Work to complete: How many lines in the records below hold the string "Baghdad"? Answer with the number alone.

Working data:
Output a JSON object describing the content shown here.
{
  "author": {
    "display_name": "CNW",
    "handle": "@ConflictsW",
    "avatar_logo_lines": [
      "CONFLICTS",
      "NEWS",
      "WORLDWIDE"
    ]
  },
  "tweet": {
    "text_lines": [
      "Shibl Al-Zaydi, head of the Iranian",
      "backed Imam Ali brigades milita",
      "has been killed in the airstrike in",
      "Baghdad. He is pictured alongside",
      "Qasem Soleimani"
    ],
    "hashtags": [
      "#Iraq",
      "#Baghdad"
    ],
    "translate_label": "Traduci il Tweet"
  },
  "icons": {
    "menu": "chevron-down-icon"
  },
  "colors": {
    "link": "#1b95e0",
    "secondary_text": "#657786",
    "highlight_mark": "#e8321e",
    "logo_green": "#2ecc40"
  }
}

...

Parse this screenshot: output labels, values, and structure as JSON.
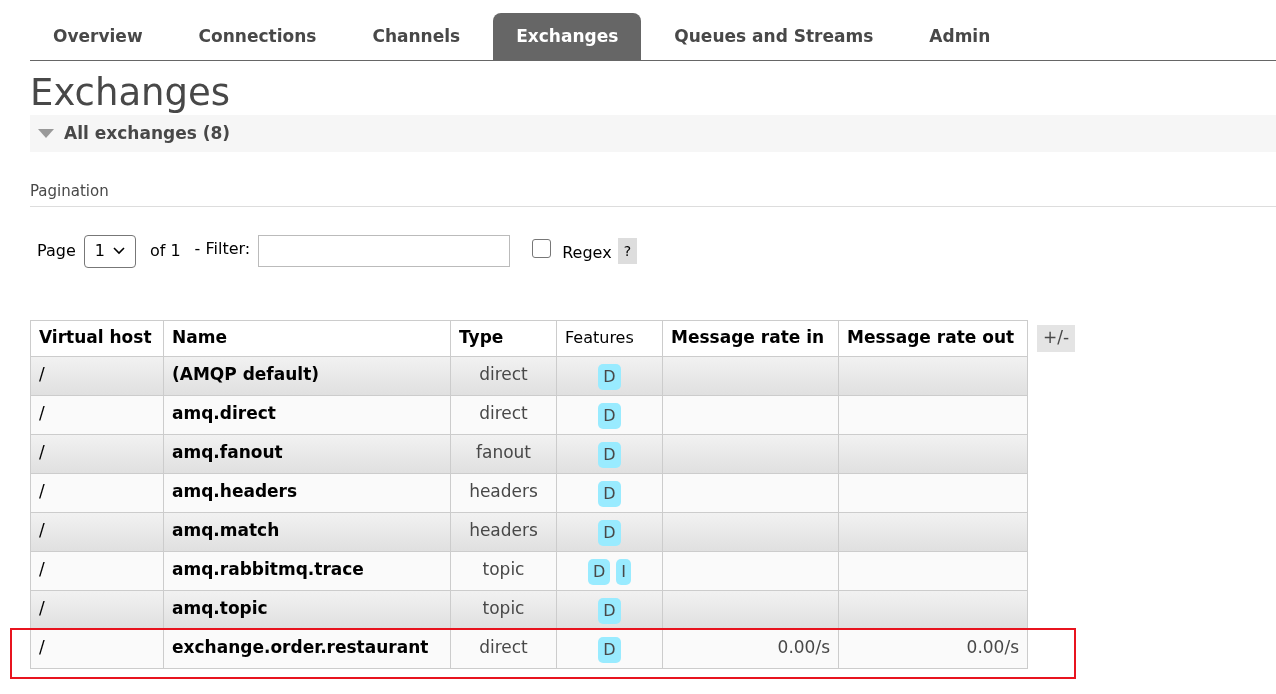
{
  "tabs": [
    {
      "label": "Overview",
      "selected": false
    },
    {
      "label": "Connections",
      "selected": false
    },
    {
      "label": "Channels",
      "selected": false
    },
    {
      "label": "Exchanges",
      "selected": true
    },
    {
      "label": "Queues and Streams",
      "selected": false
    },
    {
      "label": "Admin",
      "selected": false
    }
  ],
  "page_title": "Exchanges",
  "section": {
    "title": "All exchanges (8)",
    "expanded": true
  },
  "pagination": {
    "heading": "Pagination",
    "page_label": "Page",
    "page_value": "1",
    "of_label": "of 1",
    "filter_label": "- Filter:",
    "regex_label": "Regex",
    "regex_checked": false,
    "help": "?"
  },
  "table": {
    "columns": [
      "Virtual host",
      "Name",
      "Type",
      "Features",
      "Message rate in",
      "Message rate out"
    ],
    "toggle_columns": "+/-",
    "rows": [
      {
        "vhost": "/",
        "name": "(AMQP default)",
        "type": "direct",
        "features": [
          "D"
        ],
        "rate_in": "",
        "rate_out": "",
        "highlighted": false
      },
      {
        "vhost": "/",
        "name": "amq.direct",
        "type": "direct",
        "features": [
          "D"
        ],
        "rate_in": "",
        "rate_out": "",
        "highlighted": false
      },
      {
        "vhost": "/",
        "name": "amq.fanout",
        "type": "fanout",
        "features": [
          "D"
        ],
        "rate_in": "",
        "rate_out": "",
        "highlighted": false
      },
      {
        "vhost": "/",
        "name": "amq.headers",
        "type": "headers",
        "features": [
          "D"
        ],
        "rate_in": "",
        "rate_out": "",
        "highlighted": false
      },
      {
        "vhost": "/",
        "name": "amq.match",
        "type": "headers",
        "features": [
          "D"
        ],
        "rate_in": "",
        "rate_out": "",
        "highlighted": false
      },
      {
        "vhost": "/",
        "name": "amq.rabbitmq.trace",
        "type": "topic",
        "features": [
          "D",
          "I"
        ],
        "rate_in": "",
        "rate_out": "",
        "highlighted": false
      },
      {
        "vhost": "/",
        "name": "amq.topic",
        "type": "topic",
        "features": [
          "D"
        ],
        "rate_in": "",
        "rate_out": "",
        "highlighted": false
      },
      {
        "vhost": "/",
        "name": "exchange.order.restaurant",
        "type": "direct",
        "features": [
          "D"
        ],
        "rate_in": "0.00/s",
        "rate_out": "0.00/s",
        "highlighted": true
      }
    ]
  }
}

---

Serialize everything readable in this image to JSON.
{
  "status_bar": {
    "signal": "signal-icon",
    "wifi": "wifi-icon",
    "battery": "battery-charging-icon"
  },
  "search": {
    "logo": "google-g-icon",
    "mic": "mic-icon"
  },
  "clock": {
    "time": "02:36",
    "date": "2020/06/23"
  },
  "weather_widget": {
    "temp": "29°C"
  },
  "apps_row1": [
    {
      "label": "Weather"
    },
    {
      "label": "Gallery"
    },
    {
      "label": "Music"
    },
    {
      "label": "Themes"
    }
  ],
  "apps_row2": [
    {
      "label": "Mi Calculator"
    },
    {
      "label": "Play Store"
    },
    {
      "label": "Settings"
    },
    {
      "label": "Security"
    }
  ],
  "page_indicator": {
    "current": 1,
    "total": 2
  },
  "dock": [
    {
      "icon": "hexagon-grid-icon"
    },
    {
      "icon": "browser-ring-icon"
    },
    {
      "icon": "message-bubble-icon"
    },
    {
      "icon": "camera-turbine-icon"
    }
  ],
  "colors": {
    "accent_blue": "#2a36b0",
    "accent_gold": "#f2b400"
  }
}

Expected answer: 2